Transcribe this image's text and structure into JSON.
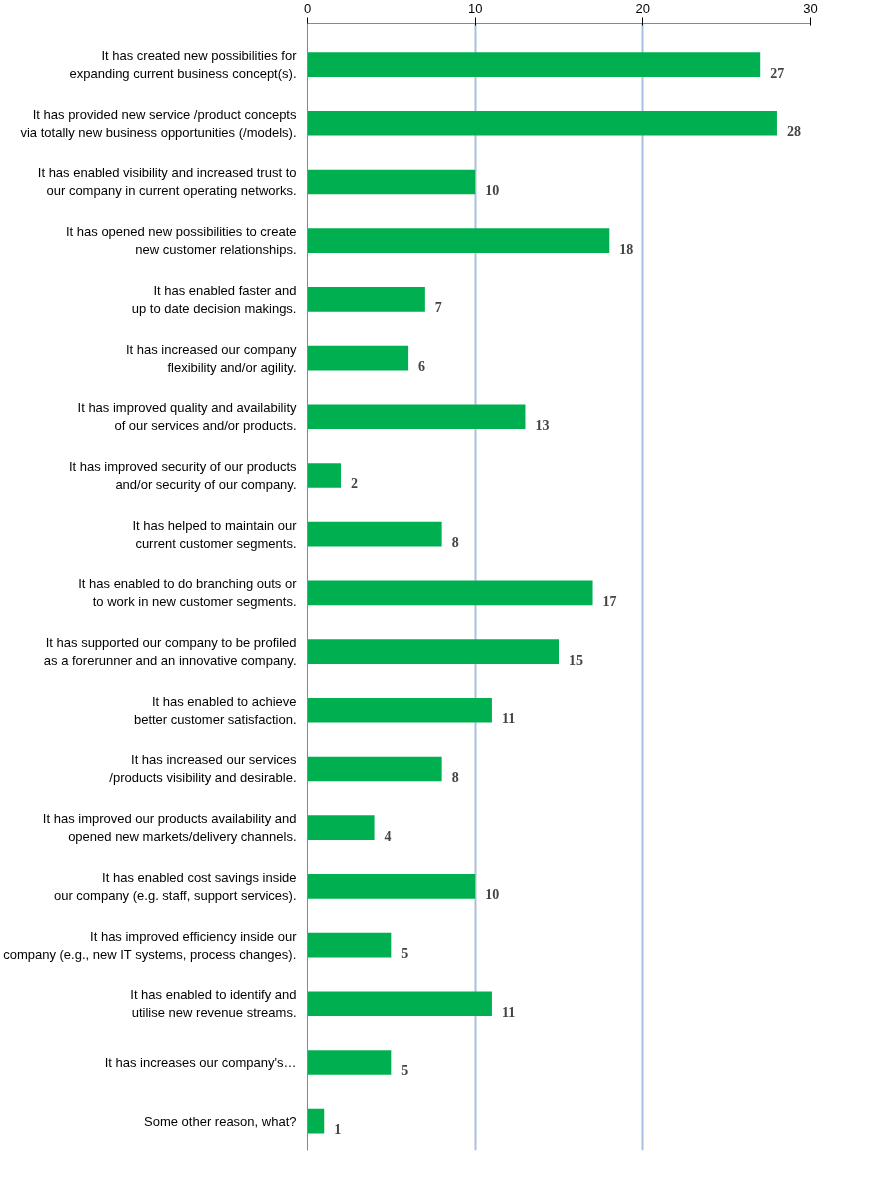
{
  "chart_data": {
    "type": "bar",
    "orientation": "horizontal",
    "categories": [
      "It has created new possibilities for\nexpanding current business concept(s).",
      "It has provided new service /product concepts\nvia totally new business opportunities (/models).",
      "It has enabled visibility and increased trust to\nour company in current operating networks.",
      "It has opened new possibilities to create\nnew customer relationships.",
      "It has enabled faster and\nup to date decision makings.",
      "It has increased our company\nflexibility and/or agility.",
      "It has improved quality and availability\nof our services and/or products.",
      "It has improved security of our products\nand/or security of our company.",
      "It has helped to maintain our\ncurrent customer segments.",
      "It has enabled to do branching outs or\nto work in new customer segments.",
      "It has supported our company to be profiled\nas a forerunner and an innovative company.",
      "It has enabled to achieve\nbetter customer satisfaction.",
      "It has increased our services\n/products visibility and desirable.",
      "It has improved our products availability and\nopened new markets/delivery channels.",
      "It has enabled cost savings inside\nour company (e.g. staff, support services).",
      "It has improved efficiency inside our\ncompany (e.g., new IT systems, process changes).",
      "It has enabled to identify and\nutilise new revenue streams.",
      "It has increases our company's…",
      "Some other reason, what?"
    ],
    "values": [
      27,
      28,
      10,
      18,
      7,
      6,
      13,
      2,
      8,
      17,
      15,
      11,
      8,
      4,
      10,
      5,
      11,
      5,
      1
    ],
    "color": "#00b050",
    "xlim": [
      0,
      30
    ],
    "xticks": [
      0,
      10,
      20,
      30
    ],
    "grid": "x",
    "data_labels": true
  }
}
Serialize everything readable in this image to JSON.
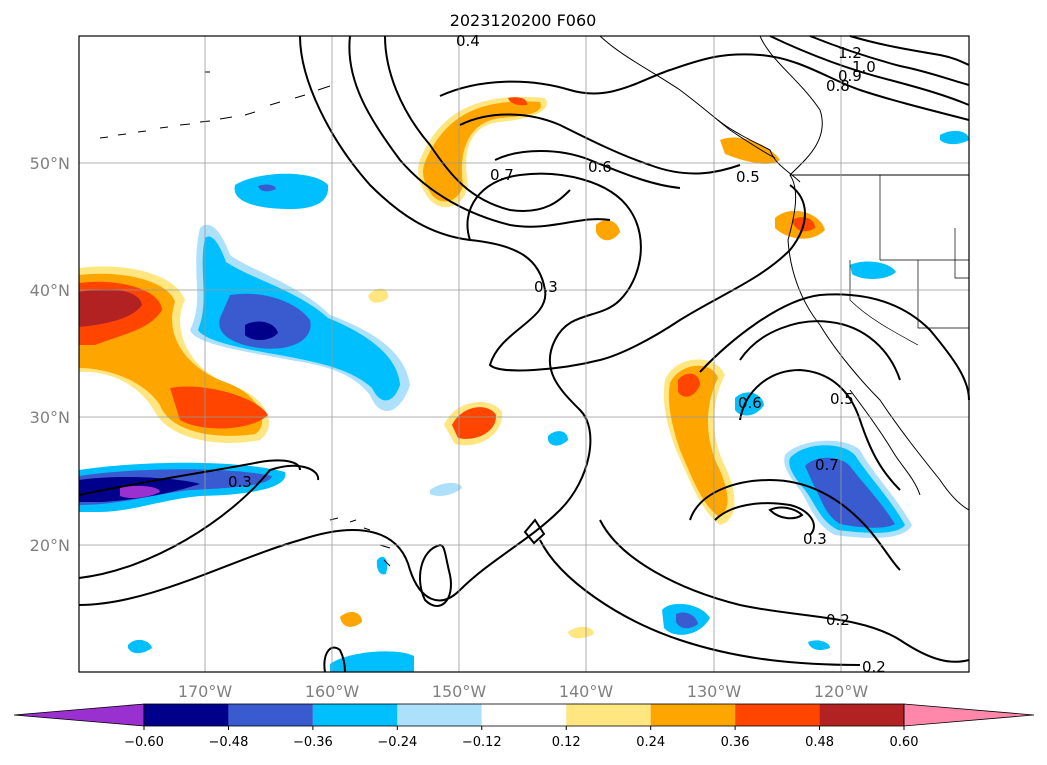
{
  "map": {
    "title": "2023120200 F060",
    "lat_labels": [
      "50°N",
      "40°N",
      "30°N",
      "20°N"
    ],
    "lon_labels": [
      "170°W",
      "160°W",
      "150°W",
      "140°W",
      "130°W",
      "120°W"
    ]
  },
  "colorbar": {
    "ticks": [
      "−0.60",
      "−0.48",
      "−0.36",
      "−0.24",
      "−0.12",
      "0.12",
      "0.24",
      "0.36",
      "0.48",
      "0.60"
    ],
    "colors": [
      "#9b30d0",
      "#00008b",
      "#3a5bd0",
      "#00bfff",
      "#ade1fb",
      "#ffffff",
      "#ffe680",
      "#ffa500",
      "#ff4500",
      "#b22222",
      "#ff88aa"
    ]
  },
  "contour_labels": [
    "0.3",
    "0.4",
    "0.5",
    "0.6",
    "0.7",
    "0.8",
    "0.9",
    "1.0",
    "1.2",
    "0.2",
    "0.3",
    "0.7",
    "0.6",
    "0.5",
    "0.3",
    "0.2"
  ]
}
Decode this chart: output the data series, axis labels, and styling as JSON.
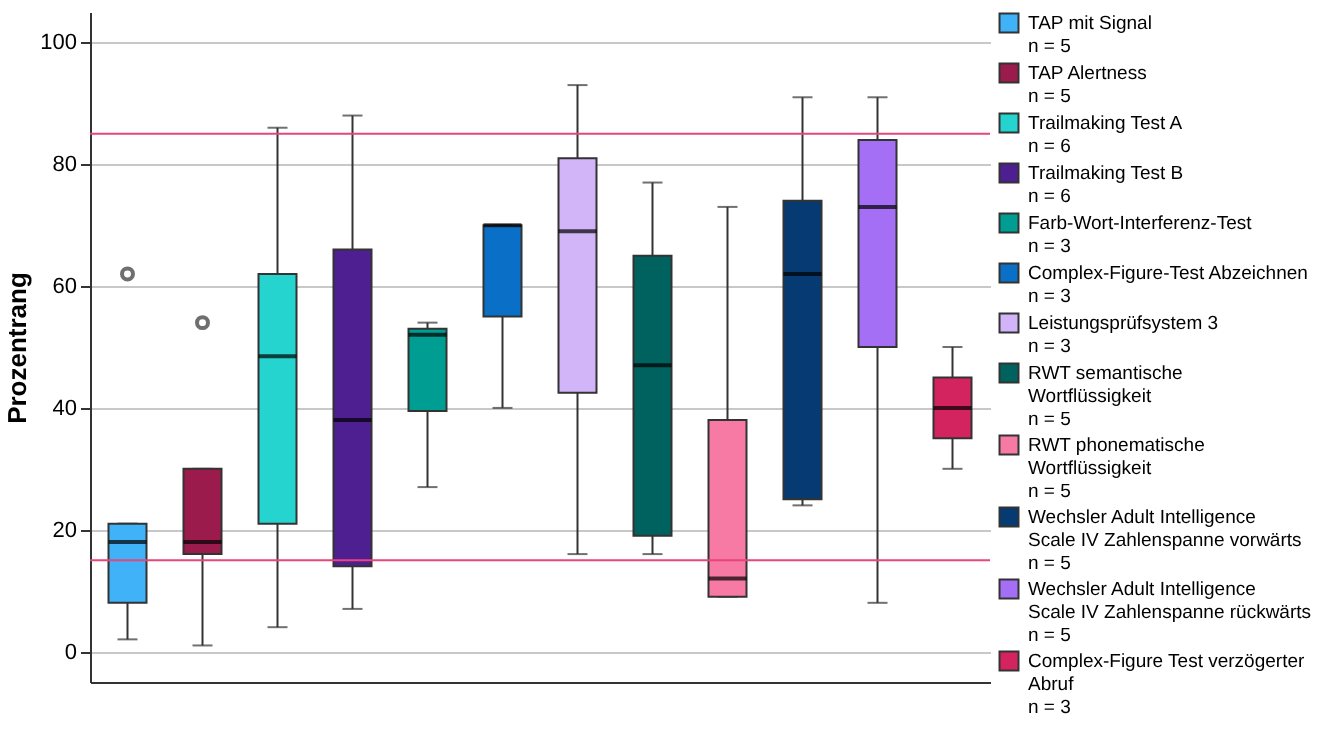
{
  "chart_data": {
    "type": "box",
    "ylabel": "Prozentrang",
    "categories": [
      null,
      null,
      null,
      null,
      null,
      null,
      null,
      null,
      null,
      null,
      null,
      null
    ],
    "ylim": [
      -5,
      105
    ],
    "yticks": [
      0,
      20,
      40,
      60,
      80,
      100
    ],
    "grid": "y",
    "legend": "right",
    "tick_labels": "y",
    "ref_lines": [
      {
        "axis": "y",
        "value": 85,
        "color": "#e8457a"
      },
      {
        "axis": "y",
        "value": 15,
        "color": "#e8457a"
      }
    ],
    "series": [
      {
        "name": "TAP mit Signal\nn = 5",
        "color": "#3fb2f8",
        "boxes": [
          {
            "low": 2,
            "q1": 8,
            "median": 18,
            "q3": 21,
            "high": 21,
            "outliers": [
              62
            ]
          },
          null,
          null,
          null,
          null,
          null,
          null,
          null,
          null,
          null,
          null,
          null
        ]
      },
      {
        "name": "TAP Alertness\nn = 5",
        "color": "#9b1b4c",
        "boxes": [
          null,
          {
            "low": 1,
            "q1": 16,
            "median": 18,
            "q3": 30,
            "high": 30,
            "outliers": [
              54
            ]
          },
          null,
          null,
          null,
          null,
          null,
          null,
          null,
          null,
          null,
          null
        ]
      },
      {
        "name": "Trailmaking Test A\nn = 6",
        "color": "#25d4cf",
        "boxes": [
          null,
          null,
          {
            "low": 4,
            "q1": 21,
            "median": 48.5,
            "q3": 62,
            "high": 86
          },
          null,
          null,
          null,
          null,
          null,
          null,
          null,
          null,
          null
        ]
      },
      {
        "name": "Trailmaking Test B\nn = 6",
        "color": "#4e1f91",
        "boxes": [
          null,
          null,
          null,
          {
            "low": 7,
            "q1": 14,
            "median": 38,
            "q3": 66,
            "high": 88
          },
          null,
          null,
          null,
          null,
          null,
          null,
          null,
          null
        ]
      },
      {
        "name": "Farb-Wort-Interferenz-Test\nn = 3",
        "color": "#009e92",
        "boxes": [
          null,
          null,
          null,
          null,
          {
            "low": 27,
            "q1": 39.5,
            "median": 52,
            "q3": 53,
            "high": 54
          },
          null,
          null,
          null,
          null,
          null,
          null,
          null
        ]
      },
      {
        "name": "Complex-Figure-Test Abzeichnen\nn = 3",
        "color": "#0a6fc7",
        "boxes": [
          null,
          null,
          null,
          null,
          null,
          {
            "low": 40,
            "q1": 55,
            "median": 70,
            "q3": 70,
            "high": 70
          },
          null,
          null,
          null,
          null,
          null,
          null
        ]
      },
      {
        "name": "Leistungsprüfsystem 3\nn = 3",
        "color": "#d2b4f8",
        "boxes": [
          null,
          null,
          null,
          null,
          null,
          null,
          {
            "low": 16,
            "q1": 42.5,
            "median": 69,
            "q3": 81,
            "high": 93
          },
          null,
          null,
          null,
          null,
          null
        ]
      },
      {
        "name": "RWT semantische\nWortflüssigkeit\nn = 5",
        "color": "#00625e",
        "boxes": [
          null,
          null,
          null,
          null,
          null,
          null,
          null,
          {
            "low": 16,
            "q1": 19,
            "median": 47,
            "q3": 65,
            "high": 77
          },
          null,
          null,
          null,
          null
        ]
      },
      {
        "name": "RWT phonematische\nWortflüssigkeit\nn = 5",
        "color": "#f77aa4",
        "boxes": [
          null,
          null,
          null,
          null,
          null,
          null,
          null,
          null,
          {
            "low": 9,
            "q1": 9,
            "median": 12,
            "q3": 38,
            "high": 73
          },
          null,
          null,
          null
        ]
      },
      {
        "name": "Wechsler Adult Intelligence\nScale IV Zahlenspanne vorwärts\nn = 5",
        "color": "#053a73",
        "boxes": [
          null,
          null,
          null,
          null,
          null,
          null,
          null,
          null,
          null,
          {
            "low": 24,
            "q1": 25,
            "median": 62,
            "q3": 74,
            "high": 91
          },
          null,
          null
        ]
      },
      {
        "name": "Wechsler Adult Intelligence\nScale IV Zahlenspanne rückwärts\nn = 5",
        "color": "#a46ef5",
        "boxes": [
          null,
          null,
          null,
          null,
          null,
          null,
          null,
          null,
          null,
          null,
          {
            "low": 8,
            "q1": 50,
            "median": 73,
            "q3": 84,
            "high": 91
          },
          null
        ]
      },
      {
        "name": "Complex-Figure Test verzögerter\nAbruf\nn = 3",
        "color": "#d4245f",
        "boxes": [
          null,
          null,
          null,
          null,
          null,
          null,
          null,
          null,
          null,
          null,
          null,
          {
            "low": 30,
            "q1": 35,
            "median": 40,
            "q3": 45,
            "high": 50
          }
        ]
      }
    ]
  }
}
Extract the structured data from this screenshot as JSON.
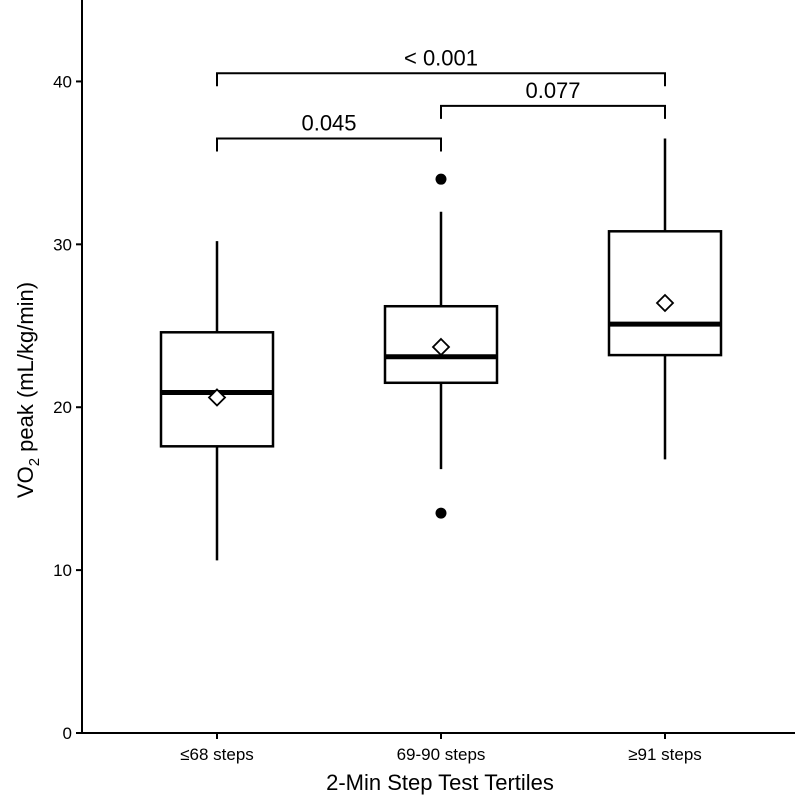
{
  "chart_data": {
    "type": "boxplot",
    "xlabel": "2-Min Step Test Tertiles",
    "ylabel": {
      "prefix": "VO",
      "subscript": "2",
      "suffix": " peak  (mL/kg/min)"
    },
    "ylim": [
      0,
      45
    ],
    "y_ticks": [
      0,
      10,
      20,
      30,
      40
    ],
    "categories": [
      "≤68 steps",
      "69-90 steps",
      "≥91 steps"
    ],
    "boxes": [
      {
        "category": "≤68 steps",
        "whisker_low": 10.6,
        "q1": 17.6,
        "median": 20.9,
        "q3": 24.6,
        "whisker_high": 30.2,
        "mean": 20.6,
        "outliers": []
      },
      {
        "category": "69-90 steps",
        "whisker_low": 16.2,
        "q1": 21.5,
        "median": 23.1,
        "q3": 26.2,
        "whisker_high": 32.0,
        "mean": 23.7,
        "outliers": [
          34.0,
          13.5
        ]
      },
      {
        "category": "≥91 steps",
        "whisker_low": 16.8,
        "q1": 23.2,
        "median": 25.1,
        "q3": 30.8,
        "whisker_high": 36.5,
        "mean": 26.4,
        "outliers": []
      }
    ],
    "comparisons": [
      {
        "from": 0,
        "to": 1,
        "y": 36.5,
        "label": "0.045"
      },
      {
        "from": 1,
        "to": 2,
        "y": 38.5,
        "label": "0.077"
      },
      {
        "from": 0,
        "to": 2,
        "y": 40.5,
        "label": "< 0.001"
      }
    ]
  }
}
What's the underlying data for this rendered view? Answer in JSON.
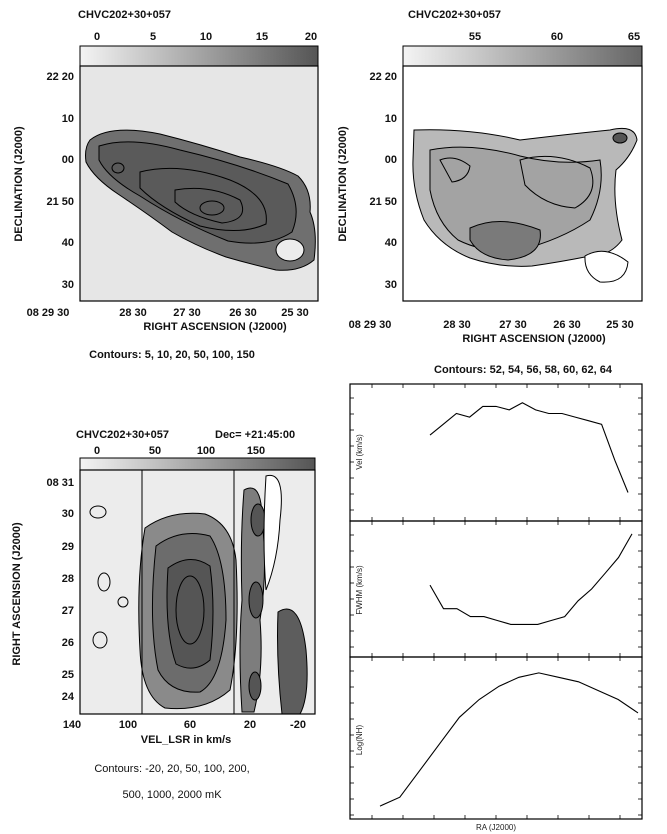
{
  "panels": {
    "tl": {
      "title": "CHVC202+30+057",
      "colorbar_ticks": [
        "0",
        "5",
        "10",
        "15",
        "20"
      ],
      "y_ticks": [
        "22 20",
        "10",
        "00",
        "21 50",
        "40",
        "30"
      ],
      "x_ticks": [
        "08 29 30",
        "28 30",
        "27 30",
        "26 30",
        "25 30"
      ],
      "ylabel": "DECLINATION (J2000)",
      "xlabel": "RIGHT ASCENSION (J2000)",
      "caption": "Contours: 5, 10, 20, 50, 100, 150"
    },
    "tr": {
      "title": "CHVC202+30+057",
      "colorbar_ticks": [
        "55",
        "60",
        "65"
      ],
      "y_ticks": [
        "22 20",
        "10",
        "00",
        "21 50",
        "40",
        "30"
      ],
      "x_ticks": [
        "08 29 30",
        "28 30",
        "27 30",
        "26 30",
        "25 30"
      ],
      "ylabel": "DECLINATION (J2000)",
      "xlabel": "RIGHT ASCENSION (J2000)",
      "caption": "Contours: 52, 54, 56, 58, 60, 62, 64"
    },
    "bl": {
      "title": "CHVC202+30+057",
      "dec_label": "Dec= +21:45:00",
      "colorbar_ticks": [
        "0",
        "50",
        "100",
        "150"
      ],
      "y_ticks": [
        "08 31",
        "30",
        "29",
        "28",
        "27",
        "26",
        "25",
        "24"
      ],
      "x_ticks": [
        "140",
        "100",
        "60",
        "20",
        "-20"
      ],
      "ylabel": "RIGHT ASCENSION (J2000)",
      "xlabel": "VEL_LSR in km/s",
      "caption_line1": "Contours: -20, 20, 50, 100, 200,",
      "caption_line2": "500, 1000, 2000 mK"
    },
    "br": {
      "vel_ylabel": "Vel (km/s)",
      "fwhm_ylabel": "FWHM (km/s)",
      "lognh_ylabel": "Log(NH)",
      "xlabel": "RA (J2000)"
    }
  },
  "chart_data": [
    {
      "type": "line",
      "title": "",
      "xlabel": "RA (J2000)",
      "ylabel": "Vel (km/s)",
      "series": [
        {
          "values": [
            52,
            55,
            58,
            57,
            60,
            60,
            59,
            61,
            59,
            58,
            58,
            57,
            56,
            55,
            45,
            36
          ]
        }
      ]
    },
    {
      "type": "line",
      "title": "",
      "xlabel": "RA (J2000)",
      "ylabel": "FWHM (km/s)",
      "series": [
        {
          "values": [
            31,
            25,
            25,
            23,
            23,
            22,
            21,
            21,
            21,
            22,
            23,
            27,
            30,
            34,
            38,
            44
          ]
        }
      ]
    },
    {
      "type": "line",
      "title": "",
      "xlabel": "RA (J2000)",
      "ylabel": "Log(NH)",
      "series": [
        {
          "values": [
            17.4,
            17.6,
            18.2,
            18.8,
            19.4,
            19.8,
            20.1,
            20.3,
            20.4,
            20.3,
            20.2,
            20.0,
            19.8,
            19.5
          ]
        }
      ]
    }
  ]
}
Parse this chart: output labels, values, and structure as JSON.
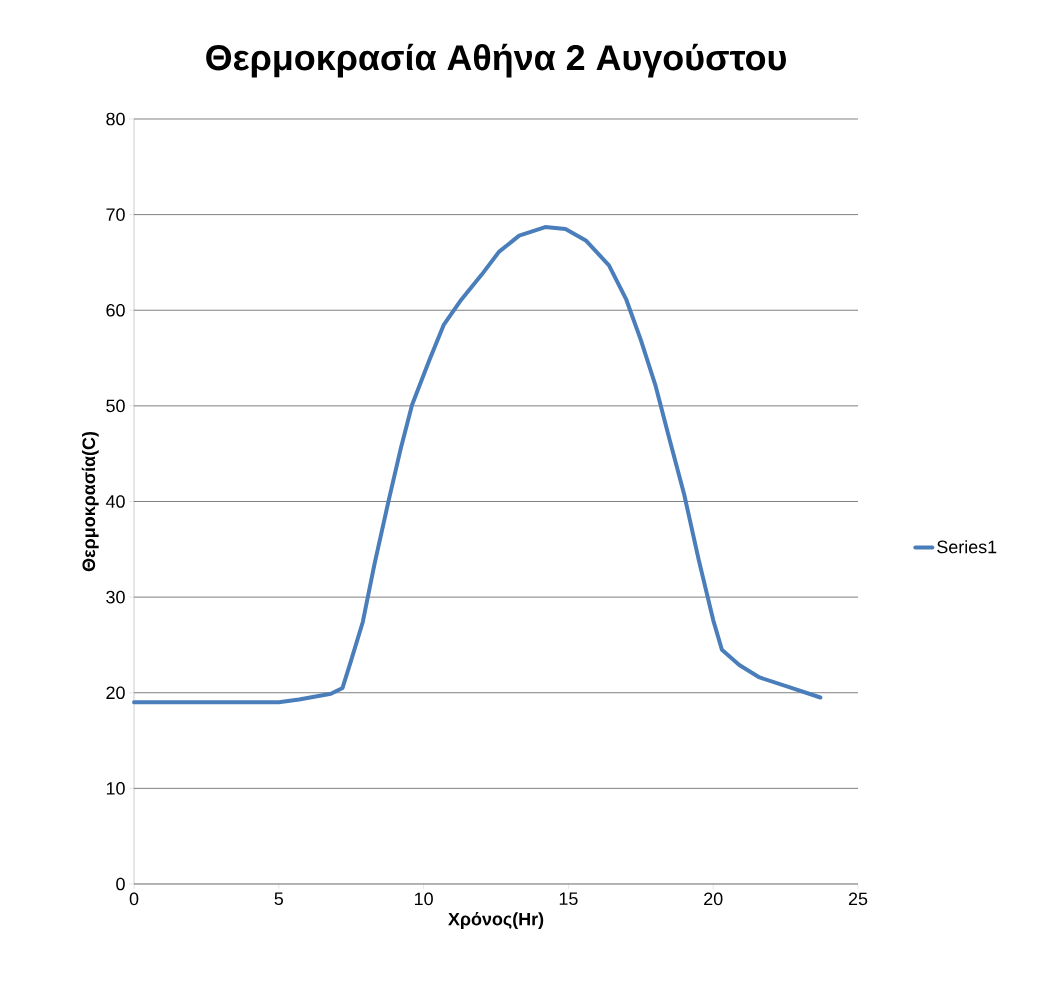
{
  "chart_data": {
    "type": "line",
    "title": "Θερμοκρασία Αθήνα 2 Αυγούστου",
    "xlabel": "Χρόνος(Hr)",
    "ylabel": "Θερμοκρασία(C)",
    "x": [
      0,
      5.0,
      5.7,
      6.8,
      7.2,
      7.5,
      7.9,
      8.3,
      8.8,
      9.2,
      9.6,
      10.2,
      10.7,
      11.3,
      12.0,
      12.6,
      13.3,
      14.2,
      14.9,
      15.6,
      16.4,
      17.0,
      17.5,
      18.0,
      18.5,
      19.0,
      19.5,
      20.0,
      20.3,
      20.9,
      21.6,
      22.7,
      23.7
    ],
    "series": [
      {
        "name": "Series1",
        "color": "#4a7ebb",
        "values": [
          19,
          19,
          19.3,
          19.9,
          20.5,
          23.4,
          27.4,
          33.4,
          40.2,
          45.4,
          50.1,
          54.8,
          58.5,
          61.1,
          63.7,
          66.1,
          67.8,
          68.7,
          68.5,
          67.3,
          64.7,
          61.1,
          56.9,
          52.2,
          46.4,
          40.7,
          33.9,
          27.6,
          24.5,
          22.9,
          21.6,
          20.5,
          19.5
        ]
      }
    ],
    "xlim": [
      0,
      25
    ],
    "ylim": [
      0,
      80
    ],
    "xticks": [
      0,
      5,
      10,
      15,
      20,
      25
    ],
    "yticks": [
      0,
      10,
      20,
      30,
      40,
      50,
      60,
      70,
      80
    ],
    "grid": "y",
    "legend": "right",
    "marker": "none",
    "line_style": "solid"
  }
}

* _Aim_
Count the lines above that contain the word "Contours", and give only that number.

* _Answer for the task_
3